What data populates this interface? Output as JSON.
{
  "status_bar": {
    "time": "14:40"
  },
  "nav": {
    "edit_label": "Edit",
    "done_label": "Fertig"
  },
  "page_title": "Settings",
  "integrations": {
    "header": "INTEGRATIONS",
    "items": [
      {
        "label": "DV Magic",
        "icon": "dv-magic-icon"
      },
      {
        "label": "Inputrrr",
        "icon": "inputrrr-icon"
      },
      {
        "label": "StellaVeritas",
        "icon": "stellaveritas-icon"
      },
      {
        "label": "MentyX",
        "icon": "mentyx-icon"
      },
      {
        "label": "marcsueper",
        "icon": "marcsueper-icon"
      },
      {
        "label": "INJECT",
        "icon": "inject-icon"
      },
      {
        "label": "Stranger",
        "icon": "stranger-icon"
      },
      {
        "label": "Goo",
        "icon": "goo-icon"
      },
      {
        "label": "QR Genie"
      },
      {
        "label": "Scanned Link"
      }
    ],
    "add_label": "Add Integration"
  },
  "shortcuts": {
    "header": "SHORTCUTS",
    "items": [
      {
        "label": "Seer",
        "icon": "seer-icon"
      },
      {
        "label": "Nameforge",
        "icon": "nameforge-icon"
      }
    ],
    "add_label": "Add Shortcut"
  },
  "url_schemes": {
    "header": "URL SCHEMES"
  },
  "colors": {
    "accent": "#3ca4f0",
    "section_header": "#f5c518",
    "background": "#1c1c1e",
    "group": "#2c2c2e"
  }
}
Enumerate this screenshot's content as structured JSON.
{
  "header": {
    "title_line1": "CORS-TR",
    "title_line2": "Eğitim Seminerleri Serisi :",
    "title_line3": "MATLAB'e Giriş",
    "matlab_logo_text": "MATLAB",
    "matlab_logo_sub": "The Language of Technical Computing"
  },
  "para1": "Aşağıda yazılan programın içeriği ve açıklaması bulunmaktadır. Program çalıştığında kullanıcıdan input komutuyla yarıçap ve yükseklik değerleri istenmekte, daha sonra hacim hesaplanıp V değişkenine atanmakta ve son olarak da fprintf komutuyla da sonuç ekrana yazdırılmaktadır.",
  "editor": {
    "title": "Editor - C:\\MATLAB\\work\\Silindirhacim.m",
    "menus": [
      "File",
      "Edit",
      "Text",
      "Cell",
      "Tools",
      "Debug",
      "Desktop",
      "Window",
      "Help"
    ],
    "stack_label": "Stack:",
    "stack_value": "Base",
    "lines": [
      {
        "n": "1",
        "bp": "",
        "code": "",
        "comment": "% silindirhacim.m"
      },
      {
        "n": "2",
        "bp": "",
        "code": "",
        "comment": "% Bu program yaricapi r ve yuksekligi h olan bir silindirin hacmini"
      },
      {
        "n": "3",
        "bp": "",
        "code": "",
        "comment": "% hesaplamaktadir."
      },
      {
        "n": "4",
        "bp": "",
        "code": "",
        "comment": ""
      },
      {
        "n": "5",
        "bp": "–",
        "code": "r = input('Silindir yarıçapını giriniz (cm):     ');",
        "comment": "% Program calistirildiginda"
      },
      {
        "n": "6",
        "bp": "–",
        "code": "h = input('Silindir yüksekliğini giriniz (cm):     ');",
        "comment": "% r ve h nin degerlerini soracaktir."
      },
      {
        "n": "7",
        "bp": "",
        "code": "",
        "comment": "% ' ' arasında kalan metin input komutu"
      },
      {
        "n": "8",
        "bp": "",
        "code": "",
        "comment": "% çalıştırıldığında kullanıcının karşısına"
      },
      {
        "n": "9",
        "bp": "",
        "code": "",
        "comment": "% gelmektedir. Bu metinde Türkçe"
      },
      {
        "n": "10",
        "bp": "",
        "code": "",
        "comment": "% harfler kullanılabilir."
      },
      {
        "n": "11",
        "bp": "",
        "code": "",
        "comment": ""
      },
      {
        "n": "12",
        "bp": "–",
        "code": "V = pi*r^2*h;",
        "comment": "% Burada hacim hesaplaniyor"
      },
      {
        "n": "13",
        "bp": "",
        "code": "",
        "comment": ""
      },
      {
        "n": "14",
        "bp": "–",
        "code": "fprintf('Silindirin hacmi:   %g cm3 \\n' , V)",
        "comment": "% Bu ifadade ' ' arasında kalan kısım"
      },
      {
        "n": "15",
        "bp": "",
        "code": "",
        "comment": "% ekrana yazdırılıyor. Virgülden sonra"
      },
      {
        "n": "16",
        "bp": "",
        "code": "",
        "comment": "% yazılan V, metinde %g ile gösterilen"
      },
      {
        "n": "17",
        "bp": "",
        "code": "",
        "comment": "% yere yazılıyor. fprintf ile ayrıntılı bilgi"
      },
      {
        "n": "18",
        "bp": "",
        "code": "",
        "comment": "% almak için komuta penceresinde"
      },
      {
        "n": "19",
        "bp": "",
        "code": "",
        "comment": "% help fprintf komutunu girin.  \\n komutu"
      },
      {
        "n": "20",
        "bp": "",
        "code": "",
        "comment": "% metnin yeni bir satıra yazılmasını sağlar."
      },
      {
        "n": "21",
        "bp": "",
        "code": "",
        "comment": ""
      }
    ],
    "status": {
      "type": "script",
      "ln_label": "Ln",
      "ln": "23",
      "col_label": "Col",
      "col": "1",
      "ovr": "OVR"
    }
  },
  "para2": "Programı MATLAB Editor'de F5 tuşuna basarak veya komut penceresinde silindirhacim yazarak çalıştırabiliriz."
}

- Problem statement -
Go through the records and copy each line with "this" in it.

- Finished exercise -
What data populates this interface? Output as JSON.
Enumerate this screenshot's content as structured JSON.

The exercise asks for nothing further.